### [WHAT THE EXERCISE ASKS]
Each line that holds the word "البر" counts once; report how many lines do so and nothing else.

Records from a data collection
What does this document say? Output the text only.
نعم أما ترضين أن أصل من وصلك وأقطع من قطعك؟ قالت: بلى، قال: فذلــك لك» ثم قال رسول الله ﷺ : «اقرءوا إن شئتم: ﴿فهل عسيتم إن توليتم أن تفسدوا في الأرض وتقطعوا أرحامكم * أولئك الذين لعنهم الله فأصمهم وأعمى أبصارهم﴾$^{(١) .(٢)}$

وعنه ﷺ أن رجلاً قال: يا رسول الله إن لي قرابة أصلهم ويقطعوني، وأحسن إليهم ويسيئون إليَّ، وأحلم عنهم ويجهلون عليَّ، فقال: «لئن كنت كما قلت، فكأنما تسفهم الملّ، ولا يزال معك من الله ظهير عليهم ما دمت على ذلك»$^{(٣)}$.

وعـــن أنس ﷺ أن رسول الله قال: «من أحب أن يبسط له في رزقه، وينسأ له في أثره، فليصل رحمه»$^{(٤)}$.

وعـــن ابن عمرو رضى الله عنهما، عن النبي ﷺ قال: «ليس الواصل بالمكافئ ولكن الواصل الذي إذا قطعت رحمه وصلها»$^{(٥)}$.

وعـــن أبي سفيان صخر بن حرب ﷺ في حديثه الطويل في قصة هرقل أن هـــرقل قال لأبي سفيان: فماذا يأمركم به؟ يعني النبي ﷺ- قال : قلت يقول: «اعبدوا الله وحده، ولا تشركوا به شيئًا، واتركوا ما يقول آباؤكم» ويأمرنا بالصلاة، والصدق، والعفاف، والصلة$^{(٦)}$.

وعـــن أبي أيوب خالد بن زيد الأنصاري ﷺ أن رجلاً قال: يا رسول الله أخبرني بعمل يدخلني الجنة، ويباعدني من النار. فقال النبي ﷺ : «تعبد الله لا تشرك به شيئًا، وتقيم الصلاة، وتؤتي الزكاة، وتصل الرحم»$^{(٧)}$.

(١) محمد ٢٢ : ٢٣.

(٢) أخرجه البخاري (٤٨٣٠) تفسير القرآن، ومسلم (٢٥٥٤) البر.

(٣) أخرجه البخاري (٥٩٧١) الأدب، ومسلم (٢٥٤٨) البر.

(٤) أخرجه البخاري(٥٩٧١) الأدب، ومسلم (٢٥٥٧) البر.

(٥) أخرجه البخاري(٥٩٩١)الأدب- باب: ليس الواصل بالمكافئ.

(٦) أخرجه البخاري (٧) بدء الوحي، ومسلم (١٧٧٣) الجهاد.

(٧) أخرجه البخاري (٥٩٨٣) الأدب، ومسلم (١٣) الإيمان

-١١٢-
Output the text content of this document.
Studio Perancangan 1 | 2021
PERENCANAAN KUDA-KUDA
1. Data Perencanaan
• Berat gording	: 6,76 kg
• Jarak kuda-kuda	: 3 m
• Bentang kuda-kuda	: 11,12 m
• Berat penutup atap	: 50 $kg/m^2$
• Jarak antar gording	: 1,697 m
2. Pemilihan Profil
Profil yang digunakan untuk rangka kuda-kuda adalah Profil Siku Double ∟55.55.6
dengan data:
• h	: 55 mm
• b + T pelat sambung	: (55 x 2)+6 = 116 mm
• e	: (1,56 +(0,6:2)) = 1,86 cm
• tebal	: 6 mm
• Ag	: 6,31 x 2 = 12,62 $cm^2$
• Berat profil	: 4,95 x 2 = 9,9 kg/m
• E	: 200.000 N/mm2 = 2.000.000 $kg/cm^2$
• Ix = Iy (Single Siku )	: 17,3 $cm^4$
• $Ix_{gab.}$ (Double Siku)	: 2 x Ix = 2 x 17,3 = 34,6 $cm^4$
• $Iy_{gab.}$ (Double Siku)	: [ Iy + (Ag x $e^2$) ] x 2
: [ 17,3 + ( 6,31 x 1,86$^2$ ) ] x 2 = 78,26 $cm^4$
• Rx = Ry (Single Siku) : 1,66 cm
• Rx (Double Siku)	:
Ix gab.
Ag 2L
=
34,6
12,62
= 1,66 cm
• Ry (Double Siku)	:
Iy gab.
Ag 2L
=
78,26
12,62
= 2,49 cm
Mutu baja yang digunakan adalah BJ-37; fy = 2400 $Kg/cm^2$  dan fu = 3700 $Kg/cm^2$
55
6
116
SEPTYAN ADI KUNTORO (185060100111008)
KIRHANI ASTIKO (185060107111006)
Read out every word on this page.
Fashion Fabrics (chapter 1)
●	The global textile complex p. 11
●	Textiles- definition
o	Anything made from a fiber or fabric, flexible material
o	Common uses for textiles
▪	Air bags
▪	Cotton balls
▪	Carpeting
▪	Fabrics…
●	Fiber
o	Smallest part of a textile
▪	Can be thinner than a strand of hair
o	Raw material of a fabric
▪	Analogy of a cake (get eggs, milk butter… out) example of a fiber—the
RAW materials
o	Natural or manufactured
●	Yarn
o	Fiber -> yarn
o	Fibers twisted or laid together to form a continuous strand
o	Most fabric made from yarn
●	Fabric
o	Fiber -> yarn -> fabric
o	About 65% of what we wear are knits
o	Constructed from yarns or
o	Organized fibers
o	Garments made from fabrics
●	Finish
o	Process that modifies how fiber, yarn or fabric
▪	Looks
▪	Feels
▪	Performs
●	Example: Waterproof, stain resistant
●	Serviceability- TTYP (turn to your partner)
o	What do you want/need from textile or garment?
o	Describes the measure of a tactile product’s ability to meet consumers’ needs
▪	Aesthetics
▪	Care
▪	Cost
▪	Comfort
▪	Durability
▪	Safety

### [EXPECTED ANSWER]
3